THE EXERCISE = Of the lines in the entries, how many hold the word "если"? Give that number alone.

# # # # # # #

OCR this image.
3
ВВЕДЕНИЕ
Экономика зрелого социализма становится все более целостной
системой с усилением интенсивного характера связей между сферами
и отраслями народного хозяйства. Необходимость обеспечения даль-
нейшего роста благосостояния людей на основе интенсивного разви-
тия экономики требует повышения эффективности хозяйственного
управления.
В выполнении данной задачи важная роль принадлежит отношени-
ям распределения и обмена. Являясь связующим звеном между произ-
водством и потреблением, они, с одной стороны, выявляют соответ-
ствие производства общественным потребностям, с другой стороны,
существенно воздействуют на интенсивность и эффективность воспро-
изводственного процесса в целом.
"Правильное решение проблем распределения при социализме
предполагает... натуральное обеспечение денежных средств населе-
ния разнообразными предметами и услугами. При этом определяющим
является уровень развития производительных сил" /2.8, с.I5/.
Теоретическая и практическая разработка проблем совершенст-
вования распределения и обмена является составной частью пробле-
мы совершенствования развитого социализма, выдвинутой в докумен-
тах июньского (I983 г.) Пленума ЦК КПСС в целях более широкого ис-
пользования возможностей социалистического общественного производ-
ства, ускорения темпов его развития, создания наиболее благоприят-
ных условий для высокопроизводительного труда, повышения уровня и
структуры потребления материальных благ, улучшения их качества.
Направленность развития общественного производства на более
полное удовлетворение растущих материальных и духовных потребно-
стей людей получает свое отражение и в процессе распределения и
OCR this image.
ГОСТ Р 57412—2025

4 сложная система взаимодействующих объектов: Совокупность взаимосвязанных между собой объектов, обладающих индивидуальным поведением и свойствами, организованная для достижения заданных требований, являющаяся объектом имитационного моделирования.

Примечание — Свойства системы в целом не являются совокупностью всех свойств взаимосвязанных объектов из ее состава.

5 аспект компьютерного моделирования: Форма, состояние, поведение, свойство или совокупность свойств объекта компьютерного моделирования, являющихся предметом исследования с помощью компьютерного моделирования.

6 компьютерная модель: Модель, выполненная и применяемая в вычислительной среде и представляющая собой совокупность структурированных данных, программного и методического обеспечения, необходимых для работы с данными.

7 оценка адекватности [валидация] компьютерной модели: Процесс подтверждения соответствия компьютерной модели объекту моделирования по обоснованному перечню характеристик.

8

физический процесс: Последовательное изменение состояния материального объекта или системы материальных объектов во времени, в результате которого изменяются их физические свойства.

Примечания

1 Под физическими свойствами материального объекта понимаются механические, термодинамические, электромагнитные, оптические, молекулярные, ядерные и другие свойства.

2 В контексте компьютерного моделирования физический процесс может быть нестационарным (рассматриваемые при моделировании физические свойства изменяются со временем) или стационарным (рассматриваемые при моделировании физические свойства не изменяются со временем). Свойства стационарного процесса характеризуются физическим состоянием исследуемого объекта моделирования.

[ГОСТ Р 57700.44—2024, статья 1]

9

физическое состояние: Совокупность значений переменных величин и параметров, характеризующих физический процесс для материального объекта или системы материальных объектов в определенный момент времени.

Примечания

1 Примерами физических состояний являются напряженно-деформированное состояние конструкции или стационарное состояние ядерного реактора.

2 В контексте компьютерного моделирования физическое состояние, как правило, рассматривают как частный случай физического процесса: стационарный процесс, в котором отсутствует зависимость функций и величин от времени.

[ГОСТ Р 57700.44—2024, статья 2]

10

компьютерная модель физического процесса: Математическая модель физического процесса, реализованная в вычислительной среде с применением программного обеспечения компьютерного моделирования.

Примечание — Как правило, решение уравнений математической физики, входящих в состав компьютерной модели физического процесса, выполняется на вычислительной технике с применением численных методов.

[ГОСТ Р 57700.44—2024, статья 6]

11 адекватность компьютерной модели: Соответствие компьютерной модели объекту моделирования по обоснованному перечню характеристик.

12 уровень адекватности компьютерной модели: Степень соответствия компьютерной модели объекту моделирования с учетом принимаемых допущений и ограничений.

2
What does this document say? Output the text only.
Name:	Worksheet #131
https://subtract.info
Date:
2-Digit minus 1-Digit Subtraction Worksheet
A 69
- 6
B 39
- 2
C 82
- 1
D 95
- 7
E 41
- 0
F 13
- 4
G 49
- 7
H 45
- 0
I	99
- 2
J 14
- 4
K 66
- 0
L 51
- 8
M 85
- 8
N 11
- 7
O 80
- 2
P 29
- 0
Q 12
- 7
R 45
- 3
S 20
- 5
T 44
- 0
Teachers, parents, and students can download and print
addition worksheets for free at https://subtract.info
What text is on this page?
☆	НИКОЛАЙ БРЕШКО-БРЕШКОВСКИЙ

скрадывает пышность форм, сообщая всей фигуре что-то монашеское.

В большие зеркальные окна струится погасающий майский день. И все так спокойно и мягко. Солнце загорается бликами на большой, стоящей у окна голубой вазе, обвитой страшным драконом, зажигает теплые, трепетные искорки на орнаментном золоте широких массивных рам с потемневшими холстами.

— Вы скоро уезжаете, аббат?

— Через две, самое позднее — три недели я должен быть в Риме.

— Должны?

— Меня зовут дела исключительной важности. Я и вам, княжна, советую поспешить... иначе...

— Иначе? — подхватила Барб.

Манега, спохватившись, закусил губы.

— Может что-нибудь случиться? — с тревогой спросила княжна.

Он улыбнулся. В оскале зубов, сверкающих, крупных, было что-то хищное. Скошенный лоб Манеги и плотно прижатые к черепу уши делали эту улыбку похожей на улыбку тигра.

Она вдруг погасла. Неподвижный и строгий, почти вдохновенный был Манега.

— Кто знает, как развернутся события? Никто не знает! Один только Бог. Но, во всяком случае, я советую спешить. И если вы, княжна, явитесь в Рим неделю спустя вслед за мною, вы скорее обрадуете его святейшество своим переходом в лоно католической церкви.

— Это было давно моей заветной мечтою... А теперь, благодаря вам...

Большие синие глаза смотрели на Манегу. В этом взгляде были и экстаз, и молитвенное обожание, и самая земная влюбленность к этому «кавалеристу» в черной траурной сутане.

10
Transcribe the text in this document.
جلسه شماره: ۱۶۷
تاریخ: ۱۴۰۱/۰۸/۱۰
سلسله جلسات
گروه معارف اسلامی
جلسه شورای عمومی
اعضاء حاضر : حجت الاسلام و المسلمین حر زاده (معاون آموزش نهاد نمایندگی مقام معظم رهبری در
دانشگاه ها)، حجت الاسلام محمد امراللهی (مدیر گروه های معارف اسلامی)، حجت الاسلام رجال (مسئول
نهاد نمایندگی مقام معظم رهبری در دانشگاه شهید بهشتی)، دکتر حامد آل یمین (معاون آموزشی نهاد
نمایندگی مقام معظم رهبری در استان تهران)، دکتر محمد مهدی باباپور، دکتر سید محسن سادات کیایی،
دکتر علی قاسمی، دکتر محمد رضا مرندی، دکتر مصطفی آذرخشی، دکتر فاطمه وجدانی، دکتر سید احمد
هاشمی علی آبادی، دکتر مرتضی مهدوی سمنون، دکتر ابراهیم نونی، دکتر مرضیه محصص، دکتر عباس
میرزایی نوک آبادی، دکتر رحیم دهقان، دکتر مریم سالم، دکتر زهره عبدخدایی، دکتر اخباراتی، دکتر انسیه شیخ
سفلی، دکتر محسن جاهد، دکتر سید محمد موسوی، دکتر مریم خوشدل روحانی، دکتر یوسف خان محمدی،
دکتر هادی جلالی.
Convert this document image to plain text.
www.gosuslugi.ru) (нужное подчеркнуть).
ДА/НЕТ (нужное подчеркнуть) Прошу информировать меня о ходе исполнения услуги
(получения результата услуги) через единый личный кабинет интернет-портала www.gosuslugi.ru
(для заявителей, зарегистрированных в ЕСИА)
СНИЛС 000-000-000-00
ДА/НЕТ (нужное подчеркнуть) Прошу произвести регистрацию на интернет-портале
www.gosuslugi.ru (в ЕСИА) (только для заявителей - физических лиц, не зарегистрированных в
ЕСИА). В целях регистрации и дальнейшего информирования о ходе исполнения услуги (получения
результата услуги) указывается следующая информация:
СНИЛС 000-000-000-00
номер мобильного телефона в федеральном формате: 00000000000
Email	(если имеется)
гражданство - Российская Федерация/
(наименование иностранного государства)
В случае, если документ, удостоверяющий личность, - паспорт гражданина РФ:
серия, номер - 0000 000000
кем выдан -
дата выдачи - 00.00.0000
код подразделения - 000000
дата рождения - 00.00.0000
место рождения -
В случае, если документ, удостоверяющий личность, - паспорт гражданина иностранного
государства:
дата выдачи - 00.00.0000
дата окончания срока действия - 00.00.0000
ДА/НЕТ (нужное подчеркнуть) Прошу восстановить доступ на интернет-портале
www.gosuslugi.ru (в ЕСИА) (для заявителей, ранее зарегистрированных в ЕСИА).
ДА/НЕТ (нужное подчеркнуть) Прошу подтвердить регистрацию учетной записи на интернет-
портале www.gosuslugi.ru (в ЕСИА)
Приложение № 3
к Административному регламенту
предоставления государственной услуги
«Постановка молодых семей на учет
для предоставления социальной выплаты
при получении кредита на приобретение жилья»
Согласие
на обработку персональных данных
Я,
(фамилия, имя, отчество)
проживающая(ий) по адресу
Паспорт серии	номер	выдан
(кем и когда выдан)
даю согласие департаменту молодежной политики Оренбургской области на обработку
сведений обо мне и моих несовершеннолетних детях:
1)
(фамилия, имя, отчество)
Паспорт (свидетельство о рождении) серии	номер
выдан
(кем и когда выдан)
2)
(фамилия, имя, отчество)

# # # # # # #

COMPLETE OUTPUT = 4